Excerpts from a figure dataset:

════════════════

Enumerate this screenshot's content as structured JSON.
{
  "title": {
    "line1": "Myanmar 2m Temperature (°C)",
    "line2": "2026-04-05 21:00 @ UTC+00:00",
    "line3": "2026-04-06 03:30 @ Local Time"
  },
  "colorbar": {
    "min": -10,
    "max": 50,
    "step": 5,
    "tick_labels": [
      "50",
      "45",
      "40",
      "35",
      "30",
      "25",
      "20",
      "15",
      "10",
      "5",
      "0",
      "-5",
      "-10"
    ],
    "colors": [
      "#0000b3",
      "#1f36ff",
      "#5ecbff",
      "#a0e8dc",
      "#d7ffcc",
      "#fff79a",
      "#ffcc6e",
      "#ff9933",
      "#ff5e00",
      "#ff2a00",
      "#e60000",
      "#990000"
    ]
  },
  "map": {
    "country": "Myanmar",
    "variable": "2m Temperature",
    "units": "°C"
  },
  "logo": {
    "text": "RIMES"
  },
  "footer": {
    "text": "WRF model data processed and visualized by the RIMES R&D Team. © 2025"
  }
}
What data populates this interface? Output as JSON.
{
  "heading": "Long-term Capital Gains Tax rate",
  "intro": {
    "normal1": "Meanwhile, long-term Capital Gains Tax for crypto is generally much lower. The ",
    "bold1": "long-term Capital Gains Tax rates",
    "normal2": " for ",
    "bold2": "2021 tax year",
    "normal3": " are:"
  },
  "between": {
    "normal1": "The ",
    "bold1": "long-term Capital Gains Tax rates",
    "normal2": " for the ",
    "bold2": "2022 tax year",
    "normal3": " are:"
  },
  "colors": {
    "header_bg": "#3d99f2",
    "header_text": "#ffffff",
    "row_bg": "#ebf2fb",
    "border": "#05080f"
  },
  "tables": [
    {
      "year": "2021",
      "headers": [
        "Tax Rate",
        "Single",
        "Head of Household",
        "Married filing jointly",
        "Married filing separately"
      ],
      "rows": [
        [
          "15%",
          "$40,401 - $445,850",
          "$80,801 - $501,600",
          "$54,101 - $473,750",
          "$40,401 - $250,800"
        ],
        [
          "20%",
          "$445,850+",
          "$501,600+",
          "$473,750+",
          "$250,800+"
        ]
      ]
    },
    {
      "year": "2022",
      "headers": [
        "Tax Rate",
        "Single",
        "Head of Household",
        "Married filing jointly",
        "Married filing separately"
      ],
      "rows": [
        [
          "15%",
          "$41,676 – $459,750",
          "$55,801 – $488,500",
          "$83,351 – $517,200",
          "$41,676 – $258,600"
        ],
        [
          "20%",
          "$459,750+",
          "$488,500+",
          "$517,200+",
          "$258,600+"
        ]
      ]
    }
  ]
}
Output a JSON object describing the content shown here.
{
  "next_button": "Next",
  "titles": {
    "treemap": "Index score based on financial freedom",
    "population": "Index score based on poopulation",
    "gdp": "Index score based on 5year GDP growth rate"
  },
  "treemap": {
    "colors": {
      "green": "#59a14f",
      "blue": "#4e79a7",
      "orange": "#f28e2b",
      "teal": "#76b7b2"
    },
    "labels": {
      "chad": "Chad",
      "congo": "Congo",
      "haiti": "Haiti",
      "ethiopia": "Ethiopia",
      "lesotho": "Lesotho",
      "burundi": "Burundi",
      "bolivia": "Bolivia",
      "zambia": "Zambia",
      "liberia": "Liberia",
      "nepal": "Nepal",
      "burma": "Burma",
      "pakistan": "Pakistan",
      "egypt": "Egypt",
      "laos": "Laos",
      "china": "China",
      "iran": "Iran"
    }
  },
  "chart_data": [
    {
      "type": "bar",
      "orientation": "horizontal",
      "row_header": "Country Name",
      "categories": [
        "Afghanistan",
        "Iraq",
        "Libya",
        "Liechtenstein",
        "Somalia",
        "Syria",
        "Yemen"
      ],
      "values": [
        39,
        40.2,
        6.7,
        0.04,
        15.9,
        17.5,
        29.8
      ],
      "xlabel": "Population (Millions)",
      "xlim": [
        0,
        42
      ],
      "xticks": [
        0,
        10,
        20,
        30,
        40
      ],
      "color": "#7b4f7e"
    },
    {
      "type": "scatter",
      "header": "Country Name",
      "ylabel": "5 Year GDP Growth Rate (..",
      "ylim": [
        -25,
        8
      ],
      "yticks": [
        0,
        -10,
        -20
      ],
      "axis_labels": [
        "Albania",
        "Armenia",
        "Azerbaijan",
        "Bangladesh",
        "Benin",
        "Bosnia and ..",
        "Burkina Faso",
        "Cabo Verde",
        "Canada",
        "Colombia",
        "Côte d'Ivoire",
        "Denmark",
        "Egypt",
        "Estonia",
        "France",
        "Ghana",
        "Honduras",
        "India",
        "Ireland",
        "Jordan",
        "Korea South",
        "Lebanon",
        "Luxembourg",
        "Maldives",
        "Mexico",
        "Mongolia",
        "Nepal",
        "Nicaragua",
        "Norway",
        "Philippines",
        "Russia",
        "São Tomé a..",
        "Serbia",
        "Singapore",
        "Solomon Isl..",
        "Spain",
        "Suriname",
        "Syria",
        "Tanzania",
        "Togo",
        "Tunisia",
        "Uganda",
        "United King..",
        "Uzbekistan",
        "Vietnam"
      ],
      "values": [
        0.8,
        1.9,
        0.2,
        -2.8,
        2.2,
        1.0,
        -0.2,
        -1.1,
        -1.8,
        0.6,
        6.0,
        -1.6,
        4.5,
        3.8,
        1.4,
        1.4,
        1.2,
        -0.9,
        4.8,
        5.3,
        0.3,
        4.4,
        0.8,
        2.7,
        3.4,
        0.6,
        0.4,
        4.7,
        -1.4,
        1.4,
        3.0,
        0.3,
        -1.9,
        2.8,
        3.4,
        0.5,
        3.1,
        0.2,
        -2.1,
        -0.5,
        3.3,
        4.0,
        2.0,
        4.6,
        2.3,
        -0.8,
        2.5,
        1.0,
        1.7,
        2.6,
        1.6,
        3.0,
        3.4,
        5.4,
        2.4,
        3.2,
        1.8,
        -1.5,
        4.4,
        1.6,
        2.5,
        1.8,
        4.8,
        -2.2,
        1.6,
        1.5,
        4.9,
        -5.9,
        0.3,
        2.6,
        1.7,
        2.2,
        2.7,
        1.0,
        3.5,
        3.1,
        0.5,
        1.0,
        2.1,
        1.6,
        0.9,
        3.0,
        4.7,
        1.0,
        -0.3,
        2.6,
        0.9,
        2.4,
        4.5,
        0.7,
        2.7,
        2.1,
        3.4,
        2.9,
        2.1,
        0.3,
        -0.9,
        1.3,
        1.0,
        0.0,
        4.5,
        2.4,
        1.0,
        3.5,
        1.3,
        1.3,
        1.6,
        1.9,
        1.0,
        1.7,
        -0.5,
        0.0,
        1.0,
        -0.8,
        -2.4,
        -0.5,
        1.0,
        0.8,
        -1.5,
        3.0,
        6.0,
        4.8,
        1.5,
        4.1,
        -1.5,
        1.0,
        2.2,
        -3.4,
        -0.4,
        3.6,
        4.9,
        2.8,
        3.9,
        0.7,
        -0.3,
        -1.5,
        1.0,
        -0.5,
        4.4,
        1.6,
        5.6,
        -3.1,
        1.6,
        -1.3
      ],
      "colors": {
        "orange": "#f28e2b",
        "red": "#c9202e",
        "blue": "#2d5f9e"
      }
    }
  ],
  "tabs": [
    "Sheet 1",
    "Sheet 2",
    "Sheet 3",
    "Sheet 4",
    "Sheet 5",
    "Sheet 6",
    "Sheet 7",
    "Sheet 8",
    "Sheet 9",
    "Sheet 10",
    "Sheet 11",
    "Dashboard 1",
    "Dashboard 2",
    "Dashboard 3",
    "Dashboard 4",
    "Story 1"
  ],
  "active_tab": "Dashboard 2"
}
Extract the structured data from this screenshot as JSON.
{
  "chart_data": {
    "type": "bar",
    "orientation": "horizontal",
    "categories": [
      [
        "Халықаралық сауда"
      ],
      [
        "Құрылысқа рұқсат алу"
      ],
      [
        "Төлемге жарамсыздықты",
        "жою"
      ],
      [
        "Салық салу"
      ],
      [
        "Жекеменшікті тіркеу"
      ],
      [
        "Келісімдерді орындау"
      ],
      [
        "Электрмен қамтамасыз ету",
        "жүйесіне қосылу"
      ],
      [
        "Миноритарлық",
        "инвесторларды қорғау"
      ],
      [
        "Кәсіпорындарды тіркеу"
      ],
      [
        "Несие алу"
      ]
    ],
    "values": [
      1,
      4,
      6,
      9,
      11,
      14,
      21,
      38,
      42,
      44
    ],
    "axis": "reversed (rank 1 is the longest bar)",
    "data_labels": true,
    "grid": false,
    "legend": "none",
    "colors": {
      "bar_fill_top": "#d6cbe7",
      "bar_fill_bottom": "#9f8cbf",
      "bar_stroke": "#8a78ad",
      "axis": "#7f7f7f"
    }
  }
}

════════════════

### DIRECTIONS FOR THIS TASK
Scan the material and collect every line that contains "тіркеу".

### OUTPUT FOR THIS EXERCISE
        "Жекеменшікті тіркеу"
        "Кәсіпорындарды тіркеу"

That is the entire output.